[Description of the task] For each line in the data below that holds "y均为正数", return a copy.

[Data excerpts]
········
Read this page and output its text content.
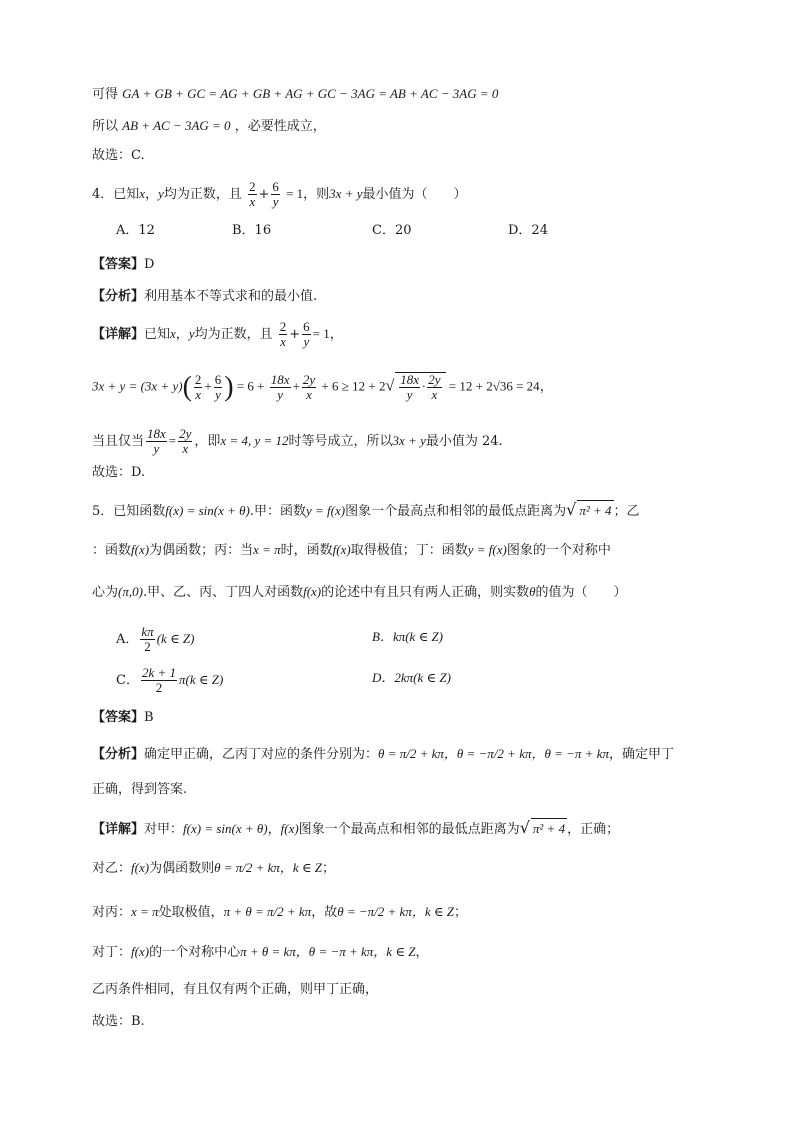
可得 GA + GB + GC = AG + GB + AG + GC − 3AG = AB + AC − 3AG = 0
所以 AB + AC − 3AG = 0 ，必要性成立，
故选：C.
4．已知x，y均为正数，且 $\frac{2}{x} + \frac{6}{y} = 1$，则3x + y最小值为（　　）
A．12	B．16	C．20	D．24
【答案】D
【分析】利用基本不等式求和的最小值.
【详解】已知x，y均为正数，且 $\frac{2}{x} + \frac{6}{y} = 1$，
$3x + y = (3x + y)( \frac{2}{x} + \frac{6}{y}$ ) = $6 + \frac{18x}{y} + \frac{2y}{x} + 6 \ge 12 + 2√ \frac{18x}{y} \cdot \frac{2y}{x} = 12 + 2√36 = 24$，
当且仅当 $\frac{18x}{y} = \frac{2y}{x}$ ，即x = 4, y = 12时等号成立，所以3x + y最小值为 24.
故选：D.
5．已知函数f(x) = sin(x + θ).甲：函数y = f(x)图象一个最高点和相邻的最低点距离为√ π² + 4 ；乙
：函数f(x)为偶函数；丙：当x = π时，函数f(x)取得极值；丁：函数y = f(x)图象的一个对称中
心为(π,0).甲、乙、丙、丁四人对函数f(x)的论述中有且只有两人正确，则实数θ的值为（　　）
A． $\frac{k\pi}{2} (k$ ∈ Z)	B．kπ(k ∈ Z)
C． $\frac{2k + 1}{2} \pi(k$ ∈ Z)	D．2kπ(k ∈ Z)
【答案】B
【分析】确定甲正确，乙丙丁对应的条件分别为：θ = π/2 + kπ，θ = −π/2 + kπ，θ = −π + kπ，确定甲丁
正确，得到答案.
【详解】对甲：f(x) = sin(x + θ)，f(x)图象一个最高点和相邻的最低点距离为√ π² + 4 ，正确；
对乙：f(x)为偶函数则θ = π/2 + kπ，k ∈ Z；
对丙：x = π处取极值，π + θ = π/2 + kπ，故θ = −π/2 + kπ，k ∈ Z；
对丁：f(x)的一个对称中心π + θ = kπ，θ = −π + kπ，k ∈ Z，
乙丙条件相同，有且仅有两个正确，则甲丁正确，
故选：B.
········
[Task solution]
4．已知x，y均为正数，且 $\frac{2}{x} + \frac{6}{y} = 1$，则3x + y最小值为（　　）
【详解】已知x，y均为正数，且 $\frac{2}{x} + \frac{6}{y} = 1$，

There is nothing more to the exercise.